* Problem to work on:
Repeat the material below exactly, with no pictures.

== Task material

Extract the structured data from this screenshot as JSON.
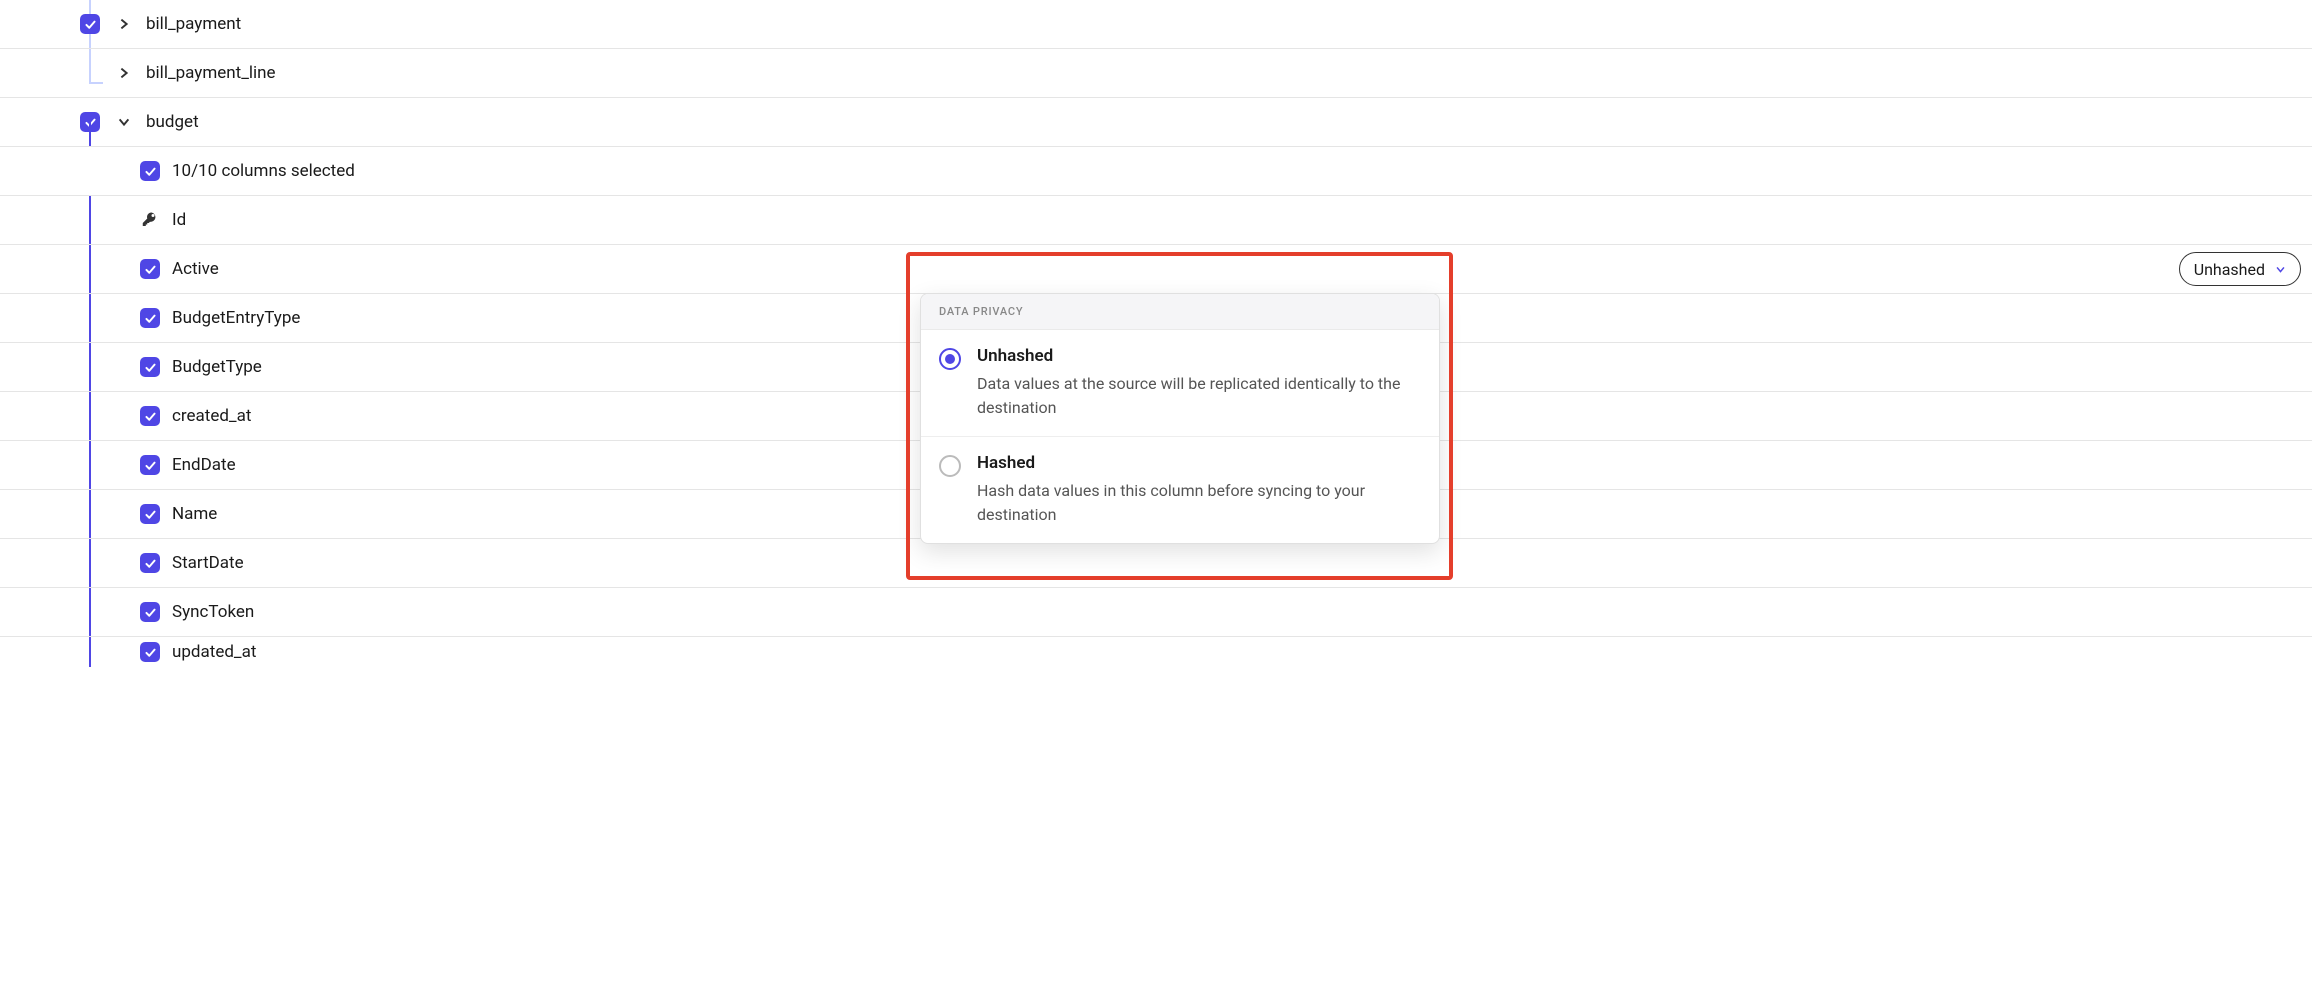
{
  "tree": {
    "bill_payment": {
      "label": "bill_payment",
      "checked": true,
      "expanded": false
    },
    "bill_payment_line": {
      "label": "bill_payment_line"
    },
    "budget": {
      "label": "budget",
      "checked": true,
      "expanded": true,
      "columns_summary": "10/10 columns selected",
      "columns": [
        {
          "label": "Id",
          "is_key": true
        },
        {
          "label": "Active",
          "checked": true,
          "has_dropdown": true
        },
        {
          "label": "BudgetEntryType",
          "checked": true
        },
        {
          "label": "BudgetType",
          "checked": true
        },
        {
          "label": "created_at",
          "checked": true
        },
        {
          "label": "EndDate",
          "checked": true
        },
        {
          "label": "Name",
          "checked": true
        },
        {
          "label": "StartDate",
          "checked": true
        },
        {
          "label": "SyncToken",
          "checked": true
        },
        {
          "label": "updated_at",
          "checked": true
        }
      ]
    }
  },
  "dropdown": {
    "label": "Unhashed"
  },
  "popover": {
    "header": "DATA PRIVACY",
    "options": [
      {
        "title": "Unhashed",
        "desc": "Data values at the source will be replicated identically to the destination",
        "selected": true
      },
      {
        "title": "Hashed",
        "desc": "Hash data values in this column before syncing to your destination",
        "selected": false
      }
    ]
  }
}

====

* Solution to the exercise:
Extract the structured data from this screenshot as JSON.
{
  "tree": {
    "bill_payment": {
      "label": "bill_payment",
      "checked": true,
      "expanded": false
    },
    "bill_payment_line": {
      "label": "bill_payment_line"
    },
    "budget": {
      "label": "budget",
      "checked": true,
      "expanded": true,
      "columns_summary": "10/10 columns selected",
      "columns": [
        {
          "label": "Id",
          "is_key": true
        },
        {
          "label": "Active",
          "checked": true,
          "has_dropdown": true
        },
        {
          "label": "BudgetEntryType",
          "checked": true
        },
        {
          "label": "BudgetType",
          "checked": true
        },
        {
          "label": "created_at",
          "checked": true
        },
        {
          "label": "EndDate",
          "checked": true
        },
        {
          "label": "Name",
          "checked": true
        },
        {
          "label": "StartDate",
          "checked": true
        },
        {
          "label": "SyncToken",
          "checked": true
        },
        {
          "label": "updated_at",
          "checked": true
        }
      ]
    }
  },
  "dropdown": {
    "label": "Unhashed"
  },
  "popover": {
    "header": "DATA PRIVACY",
    "options": [
      {
        "title": "Unhashed",
        "desc": "Data values at the source will be replicated identically to the destination",
        "selected": true
      },
      {
        "title": "Hashed",
        "desc": "Hash data values in this column before syncing to your destination",
        "selected": false
      }
    ]
  }
}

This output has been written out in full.